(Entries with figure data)
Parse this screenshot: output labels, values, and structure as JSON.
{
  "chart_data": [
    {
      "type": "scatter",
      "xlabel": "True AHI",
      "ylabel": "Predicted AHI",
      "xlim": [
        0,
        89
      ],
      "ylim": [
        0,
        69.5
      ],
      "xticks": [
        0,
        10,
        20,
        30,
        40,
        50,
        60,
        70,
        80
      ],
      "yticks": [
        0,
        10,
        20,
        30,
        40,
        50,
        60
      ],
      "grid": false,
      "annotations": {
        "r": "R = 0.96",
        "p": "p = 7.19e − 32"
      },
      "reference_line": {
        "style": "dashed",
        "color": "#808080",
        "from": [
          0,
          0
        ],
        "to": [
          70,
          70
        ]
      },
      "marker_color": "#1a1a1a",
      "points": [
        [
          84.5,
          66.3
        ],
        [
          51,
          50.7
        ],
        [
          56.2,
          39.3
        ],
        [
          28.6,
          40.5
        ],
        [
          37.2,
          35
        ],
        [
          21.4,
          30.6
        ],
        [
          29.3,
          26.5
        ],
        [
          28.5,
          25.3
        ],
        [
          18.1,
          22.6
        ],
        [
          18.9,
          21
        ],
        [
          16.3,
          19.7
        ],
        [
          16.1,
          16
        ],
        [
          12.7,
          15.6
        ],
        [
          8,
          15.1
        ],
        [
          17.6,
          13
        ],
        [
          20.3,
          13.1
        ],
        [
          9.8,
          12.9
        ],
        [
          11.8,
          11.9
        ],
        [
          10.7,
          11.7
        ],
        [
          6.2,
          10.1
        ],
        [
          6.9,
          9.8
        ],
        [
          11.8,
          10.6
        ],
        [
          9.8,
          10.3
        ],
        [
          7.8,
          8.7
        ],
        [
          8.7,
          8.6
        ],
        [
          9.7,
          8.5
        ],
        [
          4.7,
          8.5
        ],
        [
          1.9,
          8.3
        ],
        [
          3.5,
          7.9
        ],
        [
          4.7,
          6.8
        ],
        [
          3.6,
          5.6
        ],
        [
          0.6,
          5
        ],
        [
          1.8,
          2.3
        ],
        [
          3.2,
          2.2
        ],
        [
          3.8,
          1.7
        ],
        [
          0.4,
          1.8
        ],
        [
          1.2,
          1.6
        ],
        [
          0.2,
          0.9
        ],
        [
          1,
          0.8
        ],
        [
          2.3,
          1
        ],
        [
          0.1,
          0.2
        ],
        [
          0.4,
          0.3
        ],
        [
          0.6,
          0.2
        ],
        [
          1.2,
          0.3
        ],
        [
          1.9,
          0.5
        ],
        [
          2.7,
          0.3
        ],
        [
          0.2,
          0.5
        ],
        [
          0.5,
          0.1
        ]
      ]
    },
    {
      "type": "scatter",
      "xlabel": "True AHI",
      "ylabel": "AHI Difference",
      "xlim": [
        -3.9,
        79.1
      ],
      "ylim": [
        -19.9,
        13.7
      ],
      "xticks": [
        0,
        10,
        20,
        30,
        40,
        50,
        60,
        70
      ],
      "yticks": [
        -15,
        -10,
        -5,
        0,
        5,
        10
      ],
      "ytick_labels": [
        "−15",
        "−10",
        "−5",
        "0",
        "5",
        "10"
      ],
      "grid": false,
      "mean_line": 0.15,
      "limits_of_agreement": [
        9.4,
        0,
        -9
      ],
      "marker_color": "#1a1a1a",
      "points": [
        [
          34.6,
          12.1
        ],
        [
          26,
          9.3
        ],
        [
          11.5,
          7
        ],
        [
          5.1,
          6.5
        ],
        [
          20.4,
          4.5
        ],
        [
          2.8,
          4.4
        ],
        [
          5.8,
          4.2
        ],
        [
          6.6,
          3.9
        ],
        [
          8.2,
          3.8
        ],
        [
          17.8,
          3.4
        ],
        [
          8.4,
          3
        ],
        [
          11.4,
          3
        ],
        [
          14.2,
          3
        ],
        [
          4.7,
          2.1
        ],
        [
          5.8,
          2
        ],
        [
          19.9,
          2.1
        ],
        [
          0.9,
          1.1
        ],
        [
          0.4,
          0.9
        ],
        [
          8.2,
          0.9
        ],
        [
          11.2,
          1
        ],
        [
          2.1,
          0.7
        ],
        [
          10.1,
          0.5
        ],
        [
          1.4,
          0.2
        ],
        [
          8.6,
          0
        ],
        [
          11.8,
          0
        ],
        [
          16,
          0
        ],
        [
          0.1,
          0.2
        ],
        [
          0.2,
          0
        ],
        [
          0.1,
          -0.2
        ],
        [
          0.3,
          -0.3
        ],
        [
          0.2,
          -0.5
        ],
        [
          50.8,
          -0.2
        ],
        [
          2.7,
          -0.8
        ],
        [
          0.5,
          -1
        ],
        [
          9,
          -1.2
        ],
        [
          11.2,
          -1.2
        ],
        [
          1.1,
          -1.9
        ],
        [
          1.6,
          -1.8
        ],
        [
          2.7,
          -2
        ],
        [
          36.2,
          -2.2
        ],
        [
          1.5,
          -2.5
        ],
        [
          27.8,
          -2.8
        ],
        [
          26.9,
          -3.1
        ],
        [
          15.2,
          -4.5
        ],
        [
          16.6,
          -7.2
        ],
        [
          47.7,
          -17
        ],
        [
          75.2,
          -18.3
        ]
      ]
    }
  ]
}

• Problem to solve
Repeat the material above exactly.

• Response for this exercise
Parse this screenshot: output labels, values, and structure as JSON.
{
  "chart_data": [
    {
      "type": "scatter",
      "xlabel": "True AHI",
      "ylabel": "Predicted AHI",
      "xlim": [
        0,
        89
      ],
      "ylim": [
        0,
        69.5
      ],
      "xticks": [
        0,
        10,
        20,
        30,
        40,
        50,
        60,
        70,
        80
      ],
      "yticks": [
        0,
        10,
        20,
        30,
        40,
        50,
        60
      ],
      "grid": false,
      "annotations": {
        "r": "R = 0.96",
        "p": "p = 7.19e − 32"
      },
      "reference_line": {
        "style": "dashed",
        "color": "#808080",
        "from": [
          0,
          0
        ],
        "to": [
          70,
          70
        ]
      },
      "marker_color": "#1a1a1a",
      "points": [
        [
          84.5,
          66.3
        ],
        [
          51,
          50.7
        ],
        [
          56.2,
          39.3
        ],
        [
          28.6,
          40.5
        ],
        [
          37.2,
          35
        ],
        [
          21.4,
          30.6
        ],
        [
          29.3,
          26.5
        ],
        [
          28.5,
          25.3
        ],
        [
          18.1,
          22.6
        ],
        [
          18.9,
          21
        ],
        [
          16.3,
          19.7
        ],
        [
          16.1,
          16
        ],
        [
          12.7,
          15.6
        ],
        [
          8,
          15.1
        ],
        [
          17.6,
          13
        ],
        [
          20.3,
          13.1
        ],
        [
          9.8,
          12.9
        ],
        [
          11.8,
          11.9
        ],
        [
          10.7,
          11.7
        ],
        [
          6.2,
          10.1
        ],
        [
          6.9,
          9.8
        ],
        [
          11.8,
          10.6
        ],
        [
          9.8,
          10.3
        ],
        [
          7.8,
          8.7
        ],
        [
          8.7,
          8.6
        ],
        [
          9.7,
          8.5
        ],
        [
          4.7,
          8.5
        ],
        [
          1.9,
          8.3
        ],
        [
          3.5,
          7.9
        ],
        [
          4.7,
          6.8
        ],
        [
          3.6,
          5.6
        ],
        [
          0.6,
          5
        ],
        [
          1.8,
          2.3
        ],
        [
          3.2,
          2.2
        ],
        [
          3.8,
          1.7
        ],
        [
          0.4,
          1.8
        ],
        [
          1.2,
          1.6
        ],
        [
          0.2,
          0.9
        ],
        [
          1,
          0.8
        ],
        [
          2.3,
          1
        ],
        [
          0.1,
          0.2
        ],
        [
          0.4,
          0.3
        ],
        [
          0.6,
          0.2
        ],
        [
          1.2,
          0.3
        ],
        [
          1.9,
          0.5
        ],
        [
          2.7,
          0.3
        ],
        [
          0.2,
          0.5
        ],
        [
          0.5,
          0.1
        ]
      ]
    },
    {
      "type": "scatter",
      "xlabel": "True AHI",
      "ylabel": "AHI Difference",
      "xlim": [
        -3.9,
        79.1
      ],
      "ylim": [
        -19.9,
        13.7
      ],
      "xticks": [
        0,
        10,
        20,
        30,
        40,
        50,
        60,
        70
      ],
      "yticks": [
        -15,
        -10,
        -5,
        0,
        5,
        10
      ],
      "ytick_labels": [
        "−15",
        "−10",
        "−5",
        "0",
        "5",
        "10"
      ],
      "grid": false,
      "mean_line": 0.15,
      "limits_of_agreement": [
        9.4,
        0,
        -9
      ],
      "marker_color": "#1a1a1a",
      "points": [
        [
          34.6,
          12.1
        ],
        [
          26,
          9.3
        ],
        [
          11.5,
          7
        ],
        [
          5.1,
          6.5
        ],
        [
          20.4,
          4.5
        ],
        [
          2.8,
          4.4
        ],
        [
          5.8,
          4.2
        ],
        [
          6.6,
          3.9
        ],
        [
          8.2,
          3.8
        ],
        [
          17.8,
          3.4
        ],
        [
          8.4,
          3
        ],
        [
          11.4,
          3
        ],
        [
          14.2,
          3
        ],
        [
          4.7,
          2.1
        ],
        [
          5.8,
          2
        ],
        [
          19.9,
          2.1
        ],
        [
          0.9,
          1.1
        ],
        [
          0.4,
          0.9
        ],
        [
          8.2,
          0.9
        ],
        [
          11.2,
          1
        ],
        [
          2.1,
          0.7
        ],
        [
          10.1,
          0.5
        ],
        [
          1.4,
          0.2
        ],
        [
          8.6,
          0
        ],
        [
          11.8,
          0
        ],
        [
          16,
          0
        ],
        [
          0.1,
          0.2
        ],
        [
          0.2,
          0
        ],
        [
          0.1,
          -0.2
        ],
        [
          0.3,
          -0.3
        ],
        [
          0.2,
          -0.5
        ],
        [
          50.8,
          -0.2
        ],
        [
          2.7,
          -0.8
        ],
        [
          0.5,
          -1
        ],
        [
          9,
          -1.2
        ],
        [
          11.2,
          -1.2
        ],
        [
          1.1,
          -1.9
        ],
        [
          1.6,
          -1.8
        ],
        [
          2.7,
          -2
        ],
        [
          36.2,
          -2.2
        ],
        [
          1.5,
          -2.5
        ],
        [
          27.8,
          -2.8
        ],
        [
          26.9,
          -3.1
        ],
        [
          15.2,
          -4.5
        ],
        [
          16.6,
          -7.2
        ],
        [
          47.7,
          -17
        ],
        [
          75.2,
          -18.3
        ]
      ]
    }
  ]
}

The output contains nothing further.